* Given request *
Reproduce each of the following lines word for word, with no changes.

* Entries drawn from a collection *
-.-.-

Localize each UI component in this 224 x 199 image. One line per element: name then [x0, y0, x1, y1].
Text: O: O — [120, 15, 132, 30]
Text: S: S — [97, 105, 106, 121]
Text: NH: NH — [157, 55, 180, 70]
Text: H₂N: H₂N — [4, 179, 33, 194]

-.-.-

* Exercise result *
Localize each UI component in this 224 x 199 image. One line per element: name then [x0, y0, x1, y1].
Text: O: O — [120, 15, 132, 30]
Text: S: S — [97, 105, 106, 121]
Text: NH: NH — [157, 55, 180, 70]
Text: H₂N: H₂N — [4, 179, 33, 194]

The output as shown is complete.